- **To be done**
Every entry needs to be printed exactly, please.

- **Record extracts**
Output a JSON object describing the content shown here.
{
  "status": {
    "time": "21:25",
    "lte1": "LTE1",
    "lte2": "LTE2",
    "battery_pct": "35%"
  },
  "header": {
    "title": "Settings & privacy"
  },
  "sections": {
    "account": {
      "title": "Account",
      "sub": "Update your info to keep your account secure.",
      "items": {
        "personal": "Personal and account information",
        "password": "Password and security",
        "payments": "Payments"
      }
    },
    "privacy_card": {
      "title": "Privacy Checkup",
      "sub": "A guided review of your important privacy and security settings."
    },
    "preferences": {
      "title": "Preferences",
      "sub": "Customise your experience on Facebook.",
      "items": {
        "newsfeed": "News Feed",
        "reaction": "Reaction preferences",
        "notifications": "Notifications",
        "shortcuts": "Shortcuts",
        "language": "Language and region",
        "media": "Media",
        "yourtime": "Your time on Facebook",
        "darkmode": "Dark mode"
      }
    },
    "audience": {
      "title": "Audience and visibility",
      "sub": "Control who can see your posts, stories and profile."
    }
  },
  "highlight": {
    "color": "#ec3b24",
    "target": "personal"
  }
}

- **Expected output**
Output a JSON object describing the content shown here.
{
  "status": {
    "time": "21:25",
    "lte1": "LTE1",
    "lte2": "LTE2",
    "battery_pct": "35%"
  },
  "header": {
    "title": "Settings & privacy"
  },
  "sections": {
    "account": {
      "title": "Account",
      "sub": "Update your info to keep your account secure.",
      "items": {
        "personal": "Personal and account information",
        "password": "Password and security",
        "payments": "Payments"
      }
    },
    "privacy_card": {
      "title": "Privacy Checkup",
      "sub": "A guided review of your important privacy and security settings."
    },
    "preferences": {
      "title": "Preferences",
      "sub": "Customise your experience on Facebook.",
      "items": {
        "newsfeed": "News Feed",
        "reaction": "Reaction preferences",
        "notifications": "Notifications",
        "shortcuts": "Shortcuts",
        "language": "Language and region",
        "media": "Media",
        "yourtime": "Your time on Facebook",
        "darkmode": "Dark mode"
      }
    },
    "audience": {
      "title": "Audience and visibility",
      "sub": "Control who can see your posts, stories and profile."
    }
  },
  "highlight": {
    "color": "#ec3b24",
    "target": "personal"
  }
}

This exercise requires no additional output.